WRITTEN REQUEST —
Print each line exactly as it is given.

* START LISTED ENTRIES *

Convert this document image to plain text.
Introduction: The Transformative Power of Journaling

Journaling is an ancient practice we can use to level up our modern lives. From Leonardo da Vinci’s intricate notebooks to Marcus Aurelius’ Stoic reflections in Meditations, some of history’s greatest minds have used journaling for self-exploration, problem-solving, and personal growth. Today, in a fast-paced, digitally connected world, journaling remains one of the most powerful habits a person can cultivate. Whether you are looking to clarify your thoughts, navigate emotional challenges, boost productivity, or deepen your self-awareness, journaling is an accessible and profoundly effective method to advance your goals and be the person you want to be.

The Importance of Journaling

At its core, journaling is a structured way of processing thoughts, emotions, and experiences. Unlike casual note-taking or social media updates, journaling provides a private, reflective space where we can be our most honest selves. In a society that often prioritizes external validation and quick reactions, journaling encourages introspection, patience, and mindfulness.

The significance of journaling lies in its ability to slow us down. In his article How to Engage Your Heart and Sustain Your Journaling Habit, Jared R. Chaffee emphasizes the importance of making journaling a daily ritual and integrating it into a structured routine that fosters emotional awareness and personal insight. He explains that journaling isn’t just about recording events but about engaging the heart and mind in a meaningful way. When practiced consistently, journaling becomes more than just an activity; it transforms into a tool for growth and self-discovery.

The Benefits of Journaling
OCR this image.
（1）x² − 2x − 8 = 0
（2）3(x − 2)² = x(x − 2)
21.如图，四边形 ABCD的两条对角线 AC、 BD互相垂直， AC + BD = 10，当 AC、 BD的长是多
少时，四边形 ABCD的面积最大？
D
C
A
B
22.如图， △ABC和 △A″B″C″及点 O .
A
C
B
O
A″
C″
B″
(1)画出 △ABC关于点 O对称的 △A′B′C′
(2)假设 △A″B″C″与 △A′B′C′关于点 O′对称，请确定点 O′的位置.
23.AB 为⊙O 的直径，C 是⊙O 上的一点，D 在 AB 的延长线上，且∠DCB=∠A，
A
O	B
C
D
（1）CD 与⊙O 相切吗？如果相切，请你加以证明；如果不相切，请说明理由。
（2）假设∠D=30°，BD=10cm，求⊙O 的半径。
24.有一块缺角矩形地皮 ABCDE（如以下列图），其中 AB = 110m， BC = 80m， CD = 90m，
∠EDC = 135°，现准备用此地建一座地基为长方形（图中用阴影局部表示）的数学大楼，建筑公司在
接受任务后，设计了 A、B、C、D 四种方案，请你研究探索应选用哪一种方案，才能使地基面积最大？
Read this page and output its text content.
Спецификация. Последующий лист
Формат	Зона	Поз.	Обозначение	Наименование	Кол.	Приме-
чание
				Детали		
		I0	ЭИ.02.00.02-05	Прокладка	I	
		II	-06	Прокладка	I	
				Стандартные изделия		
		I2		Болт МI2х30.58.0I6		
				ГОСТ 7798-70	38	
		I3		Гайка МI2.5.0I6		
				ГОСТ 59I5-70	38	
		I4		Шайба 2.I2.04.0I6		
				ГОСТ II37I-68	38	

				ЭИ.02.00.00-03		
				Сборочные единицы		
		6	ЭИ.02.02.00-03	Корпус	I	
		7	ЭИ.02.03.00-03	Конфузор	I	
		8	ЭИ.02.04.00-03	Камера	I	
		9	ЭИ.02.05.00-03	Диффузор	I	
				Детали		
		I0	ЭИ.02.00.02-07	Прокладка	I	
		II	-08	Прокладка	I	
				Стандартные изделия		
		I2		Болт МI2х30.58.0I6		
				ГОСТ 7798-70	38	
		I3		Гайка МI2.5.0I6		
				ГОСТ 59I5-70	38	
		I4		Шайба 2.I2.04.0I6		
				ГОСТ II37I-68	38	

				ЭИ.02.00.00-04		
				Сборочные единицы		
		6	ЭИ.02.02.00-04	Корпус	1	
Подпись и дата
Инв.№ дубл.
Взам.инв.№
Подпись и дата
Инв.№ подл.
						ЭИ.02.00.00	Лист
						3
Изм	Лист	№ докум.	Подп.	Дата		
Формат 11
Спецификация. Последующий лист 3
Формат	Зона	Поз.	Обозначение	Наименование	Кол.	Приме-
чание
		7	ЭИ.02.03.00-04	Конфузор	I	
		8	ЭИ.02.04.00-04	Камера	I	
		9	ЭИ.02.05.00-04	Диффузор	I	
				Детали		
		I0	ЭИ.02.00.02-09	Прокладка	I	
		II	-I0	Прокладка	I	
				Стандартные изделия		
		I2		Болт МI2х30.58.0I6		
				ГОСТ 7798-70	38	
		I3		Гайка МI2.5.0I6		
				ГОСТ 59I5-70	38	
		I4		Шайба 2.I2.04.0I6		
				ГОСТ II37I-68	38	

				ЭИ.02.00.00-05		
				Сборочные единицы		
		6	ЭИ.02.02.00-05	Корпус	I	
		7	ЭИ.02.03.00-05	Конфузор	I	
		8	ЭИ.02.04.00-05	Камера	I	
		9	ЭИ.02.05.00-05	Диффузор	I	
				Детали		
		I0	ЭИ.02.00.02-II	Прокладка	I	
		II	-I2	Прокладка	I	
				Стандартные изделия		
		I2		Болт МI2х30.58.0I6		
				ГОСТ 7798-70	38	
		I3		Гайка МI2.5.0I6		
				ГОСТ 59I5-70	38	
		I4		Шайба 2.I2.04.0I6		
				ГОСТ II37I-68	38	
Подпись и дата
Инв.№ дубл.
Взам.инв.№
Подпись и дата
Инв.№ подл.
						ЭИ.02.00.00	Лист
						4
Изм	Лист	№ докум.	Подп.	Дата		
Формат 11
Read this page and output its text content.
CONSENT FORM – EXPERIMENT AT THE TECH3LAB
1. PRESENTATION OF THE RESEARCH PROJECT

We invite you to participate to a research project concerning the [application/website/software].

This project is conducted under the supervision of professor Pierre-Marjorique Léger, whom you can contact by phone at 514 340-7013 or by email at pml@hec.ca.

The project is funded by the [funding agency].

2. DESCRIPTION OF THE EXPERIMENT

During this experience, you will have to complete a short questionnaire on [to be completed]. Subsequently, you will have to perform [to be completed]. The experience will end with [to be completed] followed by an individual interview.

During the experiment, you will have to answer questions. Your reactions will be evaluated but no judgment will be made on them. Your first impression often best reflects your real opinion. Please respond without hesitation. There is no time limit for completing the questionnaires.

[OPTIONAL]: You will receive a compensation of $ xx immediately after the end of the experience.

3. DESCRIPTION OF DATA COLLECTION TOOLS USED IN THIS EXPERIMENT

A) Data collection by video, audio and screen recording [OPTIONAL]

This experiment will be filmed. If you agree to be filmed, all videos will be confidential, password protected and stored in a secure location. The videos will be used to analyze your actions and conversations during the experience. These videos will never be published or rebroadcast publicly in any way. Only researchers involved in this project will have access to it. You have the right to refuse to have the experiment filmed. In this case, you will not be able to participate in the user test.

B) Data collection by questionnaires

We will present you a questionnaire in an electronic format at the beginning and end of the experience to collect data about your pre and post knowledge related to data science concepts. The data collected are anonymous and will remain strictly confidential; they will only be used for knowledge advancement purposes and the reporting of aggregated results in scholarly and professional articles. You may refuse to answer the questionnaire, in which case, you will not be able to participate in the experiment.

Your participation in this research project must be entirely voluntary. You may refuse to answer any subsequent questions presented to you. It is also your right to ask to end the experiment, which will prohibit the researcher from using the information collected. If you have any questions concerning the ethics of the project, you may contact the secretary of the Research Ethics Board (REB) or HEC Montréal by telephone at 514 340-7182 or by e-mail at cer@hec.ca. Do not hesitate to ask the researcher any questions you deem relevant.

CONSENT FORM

* END LISTED ENTRIES *

THE RESULT —
Convert this document image to plain text.
Introduction: The Transformative Power of Journaling

Journaling is an ancient practice we can use to level up our modern lives. From Leonardo da Vinci’s intricate notebooks to Marcus Aurelius’ Stoic reflections in Meditations, some of history’s greatest minds have used journaling for self-exploration, problem-solving, and personal growth. Today, in a fast-paced, digitally connected world, journaling remains one of the most powerful habits a person can cultivate. Whether you are looking to clarify your thoughts, navigate emotional challenges, boost productivity, or deepen your self-awareness, journaling is an accessible and profoundly effective method to advance your goals and be the person you want to be.

The Importance of Journaling

At its core, journaling is a structured way of processing thoughts, emotions, and experiences. Unlike casual note-taking or social media updates, journaling provides a private, reflective space where we can be our most honest selves. In a society that often prioritizes external validation and quick reactions, journaling encourages introspection, patience, and mindfulness.

The significance of journaling lies in its ability to slow us down. In his article How to Engage Your Heart and Sustain Your Journaling Habit, Jared R. Chaffee emphasizes the importance of making journaling a daily ritual and integrating it into a structured routine that fosters emotional awareness and personal insight. He explains that journaling isn’t just about recording events but about engaging the heart and mind in a meaningful way. When practiced consistently, journaling becomes more than just an activity; it transforms into a tool for growth and self-discovery.

The Benefits of Journaling
OCR this image.
（1）x² − 2x − 8 = 0
（2）3(x − 2)² = x(x − 2)
21.如图，四边形 ABCD的两条对角线 AC、 BD互相垂直， AC + BD = 10，当 AC、 BD的长是多
少时，四边形 ABCD的面积最大？
D
C
A
B
22.如图， △ABC和 △A″B″C″及点 O .
A
C
B
O
A″
C″
B″
(1)画出 △ABC关于点 O对称的 △A′B′C′
(2)假设 △A″B″C″与 △A′B′C′关于点 O′对称，请确定点 O′的位置.
23.AB 为⊙O 的直径，C 是⊙O 上的一点，D 在 AB 的延长线上，且∠DCB=∠A，
A
O	B
C
D
（1）CD 与⊙O 相切吗？如果相切，请你加以证明；如果不相切，请说明理由。
（2）假设∠D=30°，BD=10cm，求⊙O 的半径。
24.有一块缺角矩形地皮 ABCDE（如以下列图），其中 AB = 110m， BC = 80m， CD = 90m，
∠EDC = 135°，现准备用此地建一座地基为长方形（图中用阴影局部表示）的数学大楼，建筑公司在
接受任务后，设计了 A、B、C、D 四种方案，请你研究探索应选用哪一种方案，才能使地基面积最大？
Read this page and output its text content.
Спецификация. Последующий лист
Формат	Зона	Поз.	Обозначение	Наименование	Кол.	Приме-
чание
				Детали		
		I0	ЭИ.02.00.02-05	Прокладка	I	
		II	-06	Прокладка	I	
				Стандартные изделия		
		I2		Болт МI2х30.58.0I6		
				ГОСТ 7798-70	38	
		I3		Гайка МI2.5.0I6		
				ГОСТ 59I5-70	38	
		I4		Шайба 2.I2.04.0I6		
				ГОСТ II37I-68	38	

				ЭИ.02.00.00-03		
				Сборочные единицы		
		6	ЭИ.02.02.00-03	Корпус	I	
		7	ЭИ.02.03.00-03	Конфузор	I	
		8	ЭИ.02.04.00-03	Камера	I	
		9	ЭИ.02.05.00-03	Диффузор	I	
				Детали		
		I0	ЭИ.02.00.02-07	Прокладка	I	
		II	-08	Прокладка	I	
				Стандартные изделия		
		I2		Болт МI2х30.58.0I6		
				ГОСТ 7798-70	38	
		I3		Гайка МI2.5.0I6		
				ГОСТ 59I5-70	38	
		I4		Шайба 2.I2.04.0I6		
				ГОСТ II37I-68	38	

				ЭИ.02.00.00-04		
				Сборочные единицы		
		6	ЭИ.02.02.00-04	Корпус	1	
Подпись и дата
Инв.№ дубл.
Взам.инв.№
Подпись и дата
Инв.№ подл.
						ЭИ.02.00.00	Лист
						3
Изм	Лист	№ докум.	Подп.	Дата		
Формат 11
Спецификация. Последующий лист 3
Формат	Зона	Поз.	Обозначение	Наименование	Кол.	Приме-
чание
		7	ЭИ.02.03.00-04	Конфузор	I	
		8	ЭИ.02.04.00-04	Камера	I	
		9	ЭИ.02.05.00-04	Диффузор	I	
				Детали		
		I0	ЭИ.02.00.02-09	Прокладка	I	
		II	-I0	Прокладка	I	
				Стандартные изделия		
		I2		Болт МI2х30.58.0I6		
				ГОСТ 7798-70	38	
		I3		Гайка МI2.5.0I6		
				ГОСТ 59I5-70	38	
		I4		Шайба 2.I2.04.0I6		
				ГОСТ II37I-68	38	

				ЭИ.02.00.00-05		
				Сборочные единицы		
		6	ЭИ.02.02.00-05	Корпус	I	
		7	ЭИ.02.03.00-05	Конфузор	I	
		8	ЭИ.02.04.00-05	Камера	I	
		9	ЭИ.02.05.00-05	Диффузор	I	
				Детали		
		I0	ЭИ.02.00.02-II	Прокладка	I	
		II	-I2	Прокладка	I	
				Стандартные изделия		
		I2		Болт МI2х30.58.0I6		
				ГОСТ 7798-70	38	
		I3		Гайка МI2.5.0I6		
				ГОСТ 59I5-70	38	
		I4		Шайба 2.I2.04.0I6		
				ГОСТ II37I-68	38	
Подпись и дата
Инв.№ дубл.
Взам.инв.№
Подпись и дата
Инв.№ подл.
						ЭИ.02.00.00	Лист
						4
Изм	Лист	№ докум.	Подп.	Дата		
Формат 11
Read this page and output its text content.
CONSENT FORM – EXPERIMENT AT THE TECH3LAB
1. PRESENTATION OF THE RESEARCH PROJECT

We invite you to participate to a research project concerning the [application/website/software].

This project is conducted under the supervision of professor Pierre-Marjorique Léger, whom you can contact by phone at 514 340-7013 or by email at pml@hec.ca.

The project is funded by the [funding agency].

2. DESCRIPTION OF THE EXPERIMENT

During this experience, you will have to complete a short questionnaire on [to be completed]. Subsequently, you will have to perform [to be completed]. The experience will end with [to be completed] followed by an individual interview.

During the experiment, you will have to answer questions. Your reactions will be evaluated but no judgment will be made on them. Your first impression often best reflects your real opinion. Please respond without hesitation. There is no time limit for completing the questionnaires.

[OPTIONAL]: You will receive a compensation of $ xx immediately after the end of the experience.

3. DESCRIPTION OF DATA COLLECTION TOOLS USED IN THIS EXPERIMENT

A) Data collection by video, audio and screen recording [OPTIONAL]

This experiment will be filmed. If you agree to be filmed, all videos will be confidential, password protected and stored in a secure location. The videos will be used to analyze your actions and conversations during the experience. These videos will never be published or rebroadcast publicly in any way. Only researchers involved in this project will have access to it. You have the right to refuse to have the experiment filmed. In this case, you will not be able to participate in the user test.

B) Data collection by questionnaires

We will present you a questionnaire in an electronic format at the beginning and end of the experience to collect data about your pre and post knowledge related to data science concepts. The data collected are anonymous and will remain strictly confidential; they will only be used for knowledge advancement purposes and the reporting of aggregated results in scholarly and professional articles. You may refuse to answer the questionnaire, in which case, you will not be able to participate in the experiment.

Your participation in this research project must be entirely voluntary. You may refuse to answer any subsequent questions presented to you. It is also your right to ask to end the experiment, which will prohibit the researcher from using the information collected. If you have any questions concerning the ethics of the project, you may contact the secretary of the Research Ethics Board (REB) or HEC Montréal by telephone at 514 340-7182 or by e-mail at cer@hec.ca. Do not hesitate to ask the researcher any questions you deem relevant.

CONSENT FORM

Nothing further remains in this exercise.